[Extracted data entries]

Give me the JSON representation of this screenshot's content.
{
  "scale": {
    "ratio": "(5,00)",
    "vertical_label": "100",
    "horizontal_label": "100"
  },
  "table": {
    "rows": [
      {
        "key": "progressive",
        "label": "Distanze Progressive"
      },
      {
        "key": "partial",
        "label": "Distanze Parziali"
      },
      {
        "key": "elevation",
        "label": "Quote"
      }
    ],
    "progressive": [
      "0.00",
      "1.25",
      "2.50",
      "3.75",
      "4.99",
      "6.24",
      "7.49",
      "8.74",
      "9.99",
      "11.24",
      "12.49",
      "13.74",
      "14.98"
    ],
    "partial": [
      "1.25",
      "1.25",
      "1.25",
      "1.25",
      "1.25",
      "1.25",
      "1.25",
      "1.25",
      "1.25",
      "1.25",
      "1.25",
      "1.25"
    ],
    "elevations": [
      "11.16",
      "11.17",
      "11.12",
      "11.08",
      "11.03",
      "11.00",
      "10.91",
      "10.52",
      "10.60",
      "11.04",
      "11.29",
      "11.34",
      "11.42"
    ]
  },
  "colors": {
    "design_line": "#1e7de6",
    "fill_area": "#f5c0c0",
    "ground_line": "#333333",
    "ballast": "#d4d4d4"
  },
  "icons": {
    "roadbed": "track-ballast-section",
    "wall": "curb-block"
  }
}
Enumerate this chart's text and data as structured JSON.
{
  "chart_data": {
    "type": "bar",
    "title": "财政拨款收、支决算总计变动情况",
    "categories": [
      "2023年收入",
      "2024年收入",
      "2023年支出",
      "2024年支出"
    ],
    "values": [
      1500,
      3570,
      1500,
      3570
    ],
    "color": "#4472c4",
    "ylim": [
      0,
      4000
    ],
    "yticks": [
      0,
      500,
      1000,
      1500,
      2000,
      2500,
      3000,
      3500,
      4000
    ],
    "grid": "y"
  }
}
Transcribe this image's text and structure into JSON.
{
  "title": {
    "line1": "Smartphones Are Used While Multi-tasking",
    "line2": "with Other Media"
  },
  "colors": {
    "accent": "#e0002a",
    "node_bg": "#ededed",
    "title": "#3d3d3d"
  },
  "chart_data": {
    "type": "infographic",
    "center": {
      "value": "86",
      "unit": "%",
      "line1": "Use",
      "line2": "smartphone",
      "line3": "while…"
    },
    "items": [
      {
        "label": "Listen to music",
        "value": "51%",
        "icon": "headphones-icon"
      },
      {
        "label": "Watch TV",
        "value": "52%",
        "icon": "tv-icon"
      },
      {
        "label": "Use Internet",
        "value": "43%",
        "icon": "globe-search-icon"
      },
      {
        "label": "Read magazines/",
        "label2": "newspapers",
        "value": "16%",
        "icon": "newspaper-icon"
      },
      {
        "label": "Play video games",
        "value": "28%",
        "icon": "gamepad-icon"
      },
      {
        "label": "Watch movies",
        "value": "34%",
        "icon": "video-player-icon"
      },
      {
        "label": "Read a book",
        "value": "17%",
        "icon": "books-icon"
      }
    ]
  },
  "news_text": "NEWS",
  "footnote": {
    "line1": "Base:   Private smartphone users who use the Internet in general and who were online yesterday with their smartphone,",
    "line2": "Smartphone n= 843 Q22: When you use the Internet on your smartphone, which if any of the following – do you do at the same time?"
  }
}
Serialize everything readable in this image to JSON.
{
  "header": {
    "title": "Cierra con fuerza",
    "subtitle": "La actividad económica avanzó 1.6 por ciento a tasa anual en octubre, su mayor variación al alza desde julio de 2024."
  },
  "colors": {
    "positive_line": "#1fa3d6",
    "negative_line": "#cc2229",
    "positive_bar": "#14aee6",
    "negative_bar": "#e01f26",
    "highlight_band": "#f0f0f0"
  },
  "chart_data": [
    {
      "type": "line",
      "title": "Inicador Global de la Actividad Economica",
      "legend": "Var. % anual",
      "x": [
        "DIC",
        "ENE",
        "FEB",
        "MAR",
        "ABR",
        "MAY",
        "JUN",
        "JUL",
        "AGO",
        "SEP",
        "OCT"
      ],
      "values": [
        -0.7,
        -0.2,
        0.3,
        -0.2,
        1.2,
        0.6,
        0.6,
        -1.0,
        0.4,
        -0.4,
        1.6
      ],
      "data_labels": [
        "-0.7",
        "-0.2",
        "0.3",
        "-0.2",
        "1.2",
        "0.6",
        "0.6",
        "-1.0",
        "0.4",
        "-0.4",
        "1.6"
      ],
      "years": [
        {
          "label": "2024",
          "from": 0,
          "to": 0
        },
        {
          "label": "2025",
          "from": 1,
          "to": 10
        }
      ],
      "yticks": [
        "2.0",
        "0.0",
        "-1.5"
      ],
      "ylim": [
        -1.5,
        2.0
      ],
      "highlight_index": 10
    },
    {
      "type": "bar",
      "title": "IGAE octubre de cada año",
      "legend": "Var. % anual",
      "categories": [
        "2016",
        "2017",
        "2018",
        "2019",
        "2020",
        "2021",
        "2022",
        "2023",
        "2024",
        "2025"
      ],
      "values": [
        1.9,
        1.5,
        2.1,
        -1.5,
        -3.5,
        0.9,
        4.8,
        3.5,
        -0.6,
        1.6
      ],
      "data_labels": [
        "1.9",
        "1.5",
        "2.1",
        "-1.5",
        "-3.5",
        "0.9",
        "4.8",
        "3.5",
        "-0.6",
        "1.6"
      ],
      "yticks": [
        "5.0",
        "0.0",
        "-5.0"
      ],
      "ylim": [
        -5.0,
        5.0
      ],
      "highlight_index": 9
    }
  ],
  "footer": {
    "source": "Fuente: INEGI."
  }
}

=== Set problem ===
Make an exact copy of the listing, including every line.

=== Expected answer ===
Give me the JSON representation of this screenshot's content.
{
  "scale": {
    "ratio": "(5,00)",
    "vertical_label": "100",
    "horizontal_label": "100"
  },
  "table": {
    "rows": [
      {
        "key": "progressive",
        "label": "Distanze Progressive"
      },
      {
        "key": "partial",
        "label": "Distanze Parziali"
      },
      {
        "key": "elevation",
        "label": "Quote"
      }
    ],
    "progressive": [
      "0.00",
      "1.25",
      "2.50",
      "3.75",
      "4.99",
      "6.24",
      "7.49",
      "8.74",
      "9.99",
      "11.24",
      "12.49",
      "13.74",
      "14.98"
    ],
    "partial": [
      "1.25",
      "1.25",
      "1.25",
      "1.25",
      "1.25",
      "1.25",
      "1.25",
      "1.25",
      "1.25",
      "1.25",
      "1.25",
      "1.25"
    ],
    "elevations": [
      "11.16",
      "11.17",
      "11.12",
      "11.08",
      "11.03",
      "11.00",
      "10.91",
      "10.52",
      "10.60",
      "11.04",
      "11.29",
      "11.34",
      "11.42"
    ]
  },
  "colors": {
    "design_line": "#1e7de6",
    "fill_area": "#f5c0c0",
    "ground_line": "#333333",
    "ballast": "#d4d4d4"
  },
  "icons": {
    "roadbed": "track-ballast-section",
    "wall": "curb-block"
  }
}
Enumerate this chart's text and data as structured JSON.
{
  "chart_data": {
    "type": "bar",
    "title": "财政拨款收、支决算总计变动情况",
    "categories": [
      "2023年收入",
      "2024年收入",
      "2023年支出",
      "2024年支出"
    ],
    "values": [
      1500,
      3570,
      1500,
      3570
    ],
    "color": "#4472c4",
    "ylim": [
      0,
      4000
    ],
    "yticks": [
      0,
      500,
      1000,
      1500,
      2000,
      2500,
      3000,
      3500,
      4000
    ],
    "grid": "y"
  }
}
Transcribe this image's text and structure into JSON.
{
  "title": {
    "line1": "Smartphones Are Used While Multi-tasking",
    "line2": "with Other Media"
  },
  "colors": {
    "accent": "#e0002a",
    "node_bg": "#ededed",
    "title": "#3d3d3d"
  },
  "chart_data": {
    "type": "infographic",
    "center": {
      "value": "86",
      "unit": "%",
      "line1": "Use",
      "line2": "smartphone",
      "line3": "while…"
    },
    "items": [
      {
        "label": "Listen to music",
        "value": "51%",
        "icon": "headphones-icon"
      },
      {
        "label": "Watch TV",
        "value": "52%",
        "icon": "tv-icon"
      },
      {
        "label": "Use Internet",
        "value": "43%",
        "icon": "globe-search-icon"
      },
      {
        "label": "Read magazines/",
        "label2": "newspapers",
        "value": "16%",
        "icon": "newspaper-icon"
      },
      {
        "label": "Play video games",
        "value": "28%",
        "icon": "gamepad-icon"
      },
      {
        "label": "Watch movies",
        "value": "34%",
        "icon": "video-player-icon"
      },
      {
        "label": "Read a book",
        "value": "17%",
        "icon": "books-icon"
      }
    ]
  },
  "news_text": "NEWS",
  "footnote": {
    "line1": "Base:   Private smartphone users who use the Internet in general and who were online yesterday with their smartphone,",
    "line2": "Smartphone n= 843 Q22: When you use the Internet on your smartphone, which if any of the following – do you do at the same time?"
  }
}
Serialize everything readable in this image to JSON.
{
  "header": {
    "title": "Cierra con fuerza",
    "subtitle": "La actividad económica avanzó 1.6 por ciento a tasa anual en octubre, su mayor variación al alza desde julio de 2024."
  },
  "colors": {
    "positive_line": "#1fa3d6",
    "negative_line": "#cc2229",
    "positive_bar": "#14aee6",
    "negative_bar": "#e01f26",
    "highlight_band": "#f0f0f0"
  },
  "chart_data": [
    {
      "type": "line",
      "title": "Inicador Global de la Actividad Economica",
      "legend": "Var. % anual",
      "x": [
        "DIC",
        "ENE",
        "FEB",
        "MAR",
        "ABR",
        "MAY",
        "JUN",
        "JUL",
        "AGO",
        "SEP",
        "OCT"
      ],
      "values": [
        -0.7,
        -0.2,
        0.3,
        -0.2,
        1.2,
        0.6,
        0.6,
        -1.0,
        0.4,
        -0.4,
        1.6
      ],
      "data_labels": [
        "-0.7",
        "-0.2",
        "0.3",
        "-0.2",
        "1.2",
        "0.6",
        "0.6",
        "-1.0",
        "0.4",
        "-0.4",
        "1.6"
      ],
      "years": [
        {
          "label": "2024",
          "from": 0,
          "to": 0
        },
        {
          "label": "2025",
          "from": 1,
          "to": 10
        }
      ],
      "yticks": [
        "2.0",
        "0.0",
        "-1.5"
      ],
      "ylim": [
        -1.5,
        2.0
      ],
      "highlight_index": 10
    },
    {
      "type": "bar",
      "title": "IGAE octubre de cada año",
      "legend": "Var. % anual",
      "categories": [
        "2016",
        "2017",
        "2018",
        "2019",
        "2020",
        "2021",
        "2022",
        "2023",
        "2024",
        "2025"
      ],
      "values": [
        1.9,
        1.5,
        2.1,
        -1.5,
        -3.5,
        0.9,
        4.8,
        3.5,
        -0.6,
        1.6
      ],
      "data_labels": [
        "1.9",
        "1.5",
        "2.1",
        "-1.5",
        "-3.5",
        "0.9",
        "4.8",
        "3.5",
        "-0.6",
        "1.6"
      ],
      "yticks": [
        "5.0",
        "0.0",
        "-5.0"
      ],
      "ylim": [
        -5.0,
        5.0
      ],
      "highlight_index": 9
    }
  ],
  "footer": {
    "source": "Fuente: INEGI."
  }
}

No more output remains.